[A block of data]
▬▬▬
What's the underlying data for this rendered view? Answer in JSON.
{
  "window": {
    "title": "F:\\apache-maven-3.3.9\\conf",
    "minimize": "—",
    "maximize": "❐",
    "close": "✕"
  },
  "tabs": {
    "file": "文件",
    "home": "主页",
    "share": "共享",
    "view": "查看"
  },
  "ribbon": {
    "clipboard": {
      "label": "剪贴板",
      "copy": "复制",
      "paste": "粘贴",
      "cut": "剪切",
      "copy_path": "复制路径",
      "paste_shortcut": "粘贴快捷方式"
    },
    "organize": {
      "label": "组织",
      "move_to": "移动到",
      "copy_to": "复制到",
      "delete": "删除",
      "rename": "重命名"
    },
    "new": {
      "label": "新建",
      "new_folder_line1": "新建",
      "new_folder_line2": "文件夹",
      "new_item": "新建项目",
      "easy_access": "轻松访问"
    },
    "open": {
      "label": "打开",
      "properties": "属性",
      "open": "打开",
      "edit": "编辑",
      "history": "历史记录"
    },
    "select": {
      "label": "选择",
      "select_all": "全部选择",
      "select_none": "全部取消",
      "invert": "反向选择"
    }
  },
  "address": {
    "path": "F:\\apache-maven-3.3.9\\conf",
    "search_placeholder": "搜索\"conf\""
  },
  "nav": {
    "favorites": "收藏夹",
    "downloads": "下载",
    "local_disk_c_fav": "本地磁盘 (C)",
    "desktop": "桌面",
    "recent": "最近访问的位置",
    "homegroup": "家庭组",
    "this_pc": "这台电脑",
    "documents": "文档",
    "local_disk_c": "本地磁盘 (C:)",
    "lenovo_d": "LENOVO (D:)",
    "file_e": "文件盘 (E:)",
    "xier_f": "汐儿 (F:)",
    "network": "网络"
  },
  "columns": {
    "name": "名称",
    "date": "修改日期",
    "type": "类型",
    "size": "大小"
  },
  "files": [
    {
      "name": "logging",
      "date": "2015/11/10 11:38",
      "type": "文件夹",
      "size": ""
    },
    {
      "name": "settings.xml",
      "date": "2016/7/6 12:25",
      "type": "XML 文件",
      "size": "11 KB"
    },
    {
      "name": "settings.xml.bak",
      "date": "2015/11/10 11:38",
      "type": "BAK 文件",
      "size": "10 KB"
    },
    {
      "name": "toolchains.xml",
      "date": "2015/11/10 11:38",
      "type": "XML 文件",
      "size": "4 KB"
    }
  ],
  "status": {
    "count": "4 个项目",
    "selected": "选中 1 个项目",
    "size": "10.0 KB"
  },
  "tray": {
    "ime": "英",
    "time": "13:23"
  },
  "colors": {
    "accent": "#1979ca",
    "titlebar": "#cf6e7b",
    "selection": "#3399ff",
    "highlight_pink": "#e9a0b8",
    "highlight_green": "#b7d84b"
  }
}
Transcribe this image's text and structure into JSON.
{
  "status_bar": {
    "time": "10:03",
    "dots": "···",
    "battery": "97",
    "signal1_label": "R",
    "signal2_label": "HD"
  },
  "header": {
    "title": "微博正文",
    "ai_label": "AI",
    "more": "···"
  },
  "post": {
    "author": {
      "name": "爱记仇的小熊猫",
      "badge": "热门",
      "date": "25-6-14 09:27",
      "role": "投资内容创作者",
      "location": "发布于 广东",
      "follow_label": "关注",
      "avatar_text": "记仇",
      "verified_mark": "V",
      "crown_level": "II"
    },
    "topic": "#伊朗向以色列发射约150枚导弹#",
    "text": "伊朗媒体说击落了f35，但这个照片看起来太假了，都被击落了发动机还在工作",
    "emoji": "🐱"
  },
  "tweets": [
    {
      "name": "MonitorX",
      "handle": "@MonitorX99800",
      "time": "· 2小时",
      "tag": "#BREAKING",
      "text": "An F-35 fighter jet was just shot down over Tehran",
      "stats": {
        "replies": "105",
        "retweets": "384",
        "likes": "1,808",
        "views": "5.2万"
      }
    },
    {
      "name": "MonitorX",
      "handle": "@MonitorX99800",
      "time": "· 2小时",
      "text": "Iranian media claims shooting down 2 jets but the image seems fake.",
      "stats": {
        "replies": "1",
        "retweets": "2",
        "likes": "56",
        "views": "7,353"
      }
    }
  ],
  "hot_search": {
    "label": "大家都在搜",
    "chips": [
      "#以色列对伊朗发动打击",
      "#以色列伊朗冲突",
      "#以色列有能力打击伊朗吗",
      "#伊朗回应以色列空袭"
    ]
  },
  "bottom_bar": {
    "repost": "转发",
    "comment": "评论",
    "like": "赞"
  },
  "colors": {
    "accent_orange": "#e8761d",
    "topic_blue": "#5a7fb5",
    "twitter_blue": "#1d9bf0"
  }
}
▬▬▬
• **YOUR INSTRUCTIONS**:
Repeat every line of the records above exactly.

• **ANSWER TO THE EXERCISE**:
What's the underlying data for this rendered view? Answer in JSON.
{
  "window": {
    "title": "F:\\apache-maven-3.3.9\\conf",
    "minimize": "—",
    "maximize": "❐",
    "close": "✕"
  },
  "tabs": {
    "file": "文件",
    "home": "主页",
    "share": "共享",
    "view": "查看"
  },
  "ribbon": {
    "clipboard": {
      "label": "剪贴板",
      "copy": "复制",
      "paste": "粘贴",
      "cut": "剪切",
      "copy_path": "复制路径",
      "paste_shortcut": "粘贴快捷方式"
    },
    "organize": {
      "label": "组织",
      "move_to": "移动到",
      "copy_to": "复制到",
      "delete": "删除",
      "rename": "重命名"
    },
    "new": {
      "label": "新建",
      "new_folder_line1": "新建",
      "new_folder_line2": "文件夹",
      "new_item": "新建项目",
      "easy_access": "轻松访问"
    },
    "open": {
      "label": "打开",
      "properties": "属性",
      "open": "打开",
      "edit": "编辑",
      "history": "历史记录"
    },
    "select": {
      "label": "选择",
      "select_all": "全部选择",
      "select_none": "全部取消",
      "invert": "反向选择"
    }
  },
  "address": {
    "path": "F:\\apache-maven-3.3.9\\conf",
    "search_placeholder": "搜索\"conf\""
  },
  "nav": {
    "favorites": "收藏夹",
    "downloads": "下载",
    "local_disk_c_fav": "本地磁盘 (C)",
    "desktop": "桌面",
    "recent": "最近访问的位置",
    "homegroup": "家庭组",
    "this_pc": "这台电脑",
    "documents": "文档",
    "local_disk_c": "本地磁盘 (C:)",
    "lenovo_d": "LENOVO (D:)",
    "file_e": "文件盘 (E:)",
    "xier_f": "汐儿 (F:)",
    "network": "网络"
  },
  "columns": {
    "name": "名称",
    "date": "修改日期",
    "type": "类型",
    "size": "大小"
  },
  "files": [
    {
      "name": "logging",
      "date": "2015/11/10 11:38",
      "type": "文件夹",
      "size": ""
    },
    {
      "name": "settings.xml",
      "date": "2016/7/6 12:25",
      "type": "XML 文件",
      "size": "11 KB"
    },
    {
      "name": "settings.xml.bak",
      "date": "2015/11/10 11:38",
      "type": "BAK 文件",
      "size": "10 KB"
    },
    {
      "name": "toolchains.xml",
      "date": "2015/11/10 11:38",
      "type": "XML 文件",
      "size": "4 KB"
    }
  ],
  "status": {
    "count": "4 个项目",
    "selected": "选中 1 个项目",
    "size": "10.0 KB"
  },
  "tray": {
    "ime": "英",
    "time": "13:23"
  },
  "colors": {
    "accent": "#1979ca",
    "titlebar": "#cf6e7b",
    "selection": "#3399ff",
    "highlight_pink": "#e9a0b8",
    "highlight_green": "#b7d84b"
  }
}
Transcribe this image's text and structure into JSON.
{
  "status_bar": {
    "time": "10:03",
    "dots": "···",
    "battery": "97",
    "signal1_label": "R",
    "signal2_label": "HD"
  },
  "header": {
    "title": "微博正文",
    "ai_label": "AI",
    "more": "···"
  },
  "post": {
    "author": {
      "name": "爱记仇的小熊猫",
      "badge": "热门",
      "date": "25-6-14 09:27",
      "role": "投资内容创作者",
      "location": "发布于 广东",
      "follow_label": "关注",
      "avatar_text": "记仇",
      "verified_mark": "V",
      "crown_level": "II"
    },
    "topic": "#伊朗向以色列发射约150枚导弹#",
    "text": "伊朗媒体说击落了f35，但这个照片看起来太假了，都被击落了发动机还在工作",
    "emoji": "🐱"
  },
  "tweets": [
    {
      "name": "MonitorX",
      "handle": "@MonitorX99800",
      "time": "· 2小时",
      "tag": "#BREAKING",
      "text": "An F-35 fighter jet was just shot down over Tehran",
      "stats": {
        "replies": "105",
        "retweets": "384",
        "likes": "1,808",
        "views": "5.2万"
      }
    },
    {
      "name": "MonitorX",
      "handle": "@MonitorX99800",
      "time": "· 2小时",
      "text": "Iranian media claims shooting down 2 jets but the image seems fake.",
      "stats": {
        "replies": "1",
        "retweets": "2",
        "likes": "56",
        "views": "7,353"
      }
    }
  ],
  "hot_search": {
    "label": "大家都在搜",
    "chips": [
      "#以色列对伊朗发动打击",
      "#以色列伊朗冲突",
      "#以色列有能力打击伊朗吗",
      "#伊朗回应以色列空袭"
    ]
  },
  "bottom_bar": {
    "repost": "转发",
    "comment": "评论",
    "like": "赞"
  },
  "colors": {
    "accent_orange": "#e8761d",
    "topic_blue": "#5a7fb5",
    "twitter_blue": "#1d9bf0"
  }
}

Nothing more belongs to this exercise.